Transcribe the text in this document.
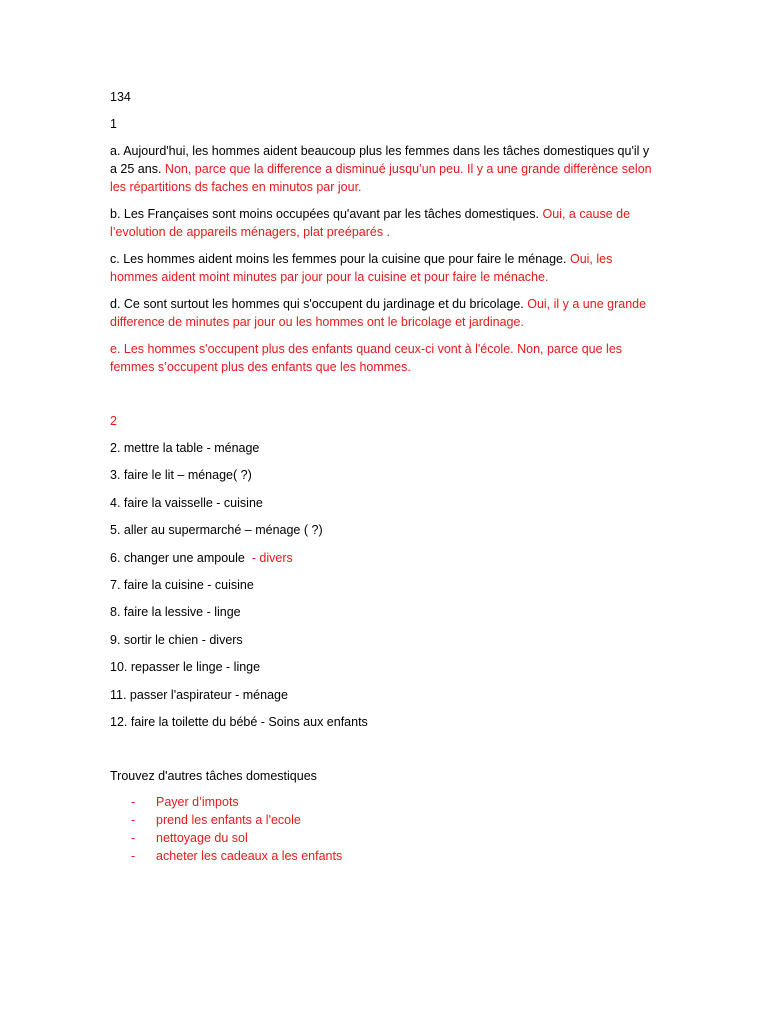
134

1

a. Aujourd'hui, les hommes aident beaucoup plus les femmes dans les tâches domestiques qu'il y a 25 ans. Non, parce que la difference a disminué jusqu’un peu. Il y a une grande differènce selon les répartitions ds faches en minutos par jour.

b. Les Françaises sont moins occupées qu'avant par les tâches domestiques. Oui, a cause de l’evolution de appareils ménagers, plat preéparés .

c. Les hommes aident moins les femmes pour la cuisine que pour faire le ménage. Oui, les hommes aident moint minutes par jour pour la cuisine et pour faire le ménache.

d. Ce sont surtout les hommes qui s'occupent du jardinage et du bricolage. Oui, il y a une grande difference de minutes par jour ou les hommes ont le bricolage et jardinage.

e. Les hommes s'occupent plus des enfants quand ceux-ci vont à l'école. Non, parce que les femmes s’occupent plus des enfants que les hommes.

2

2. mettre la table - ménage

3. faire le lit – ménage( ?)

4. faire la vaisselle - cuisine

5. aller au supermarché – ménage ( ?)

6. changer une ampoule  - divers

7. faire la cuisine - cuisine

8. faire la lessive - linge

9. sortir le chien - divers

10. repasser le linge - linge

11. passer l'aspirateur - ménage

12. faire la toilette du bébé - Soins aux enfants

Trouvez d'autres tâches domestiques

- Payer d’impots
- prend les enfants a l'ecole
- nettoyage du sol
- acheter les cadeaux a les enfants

== == ==

# Written request
Pictures stay out; repeat all the rest of the records exactly.

# Output
Transcribe the text in this document.
134

1

a. Aujourd'hui, les hommes aident beaucoup plus les femmes dans les tâches domestiques qu'il y a 25 ans. Non, parce que la difference a disminué jusqu’un peu. Il y a une grande differènce selon les répartitions ds faches en minutos par jour.

b. Les Françaises sont moins occupées qu'avant par les tâches domestiques. Oui, a cause de l’evolution de appareils ménagers, plat preéparés .

c. Les hommes aident moins les femmes pour la cuisine que pour faire le ménage. Oui, les hommes aident moint minutes par jour pour la cuisine et pour faire le ménache.

d. Ce sont surtout les hommes qui s'occupent du jardinage et du bricolage. Oui, il y a une grande difference de minutes par jour ou les hommes ont le bricolage et jardinage.

e. Les hommes s'occupent plus des enfants quand ceux-ci vont à l'école. Non, parce que les femmes s’occupent plus des enfants que les hommes.

2

2. mettre la table - ménage

3. faire le lit – ménage( ?)

4. faire la vaisselle - cuisine

5. aller au supermarché – ménage ( ?)

6. changer une ampoule  - divers

7. faire la cuisine - cuisine

8. faire la lessive - linge

9. sortir le chien - divers

10. repasser le linge - linge

11. passer l'aspirateur - ménage

12. faire la toilette du bébé - Soins aux enfants

Trouvez d'autres tâches domestiques

- Payer d’impots
- prend les enfants a l'ecole
- nettoyage du sol
- acheter les cadeaux a les enfants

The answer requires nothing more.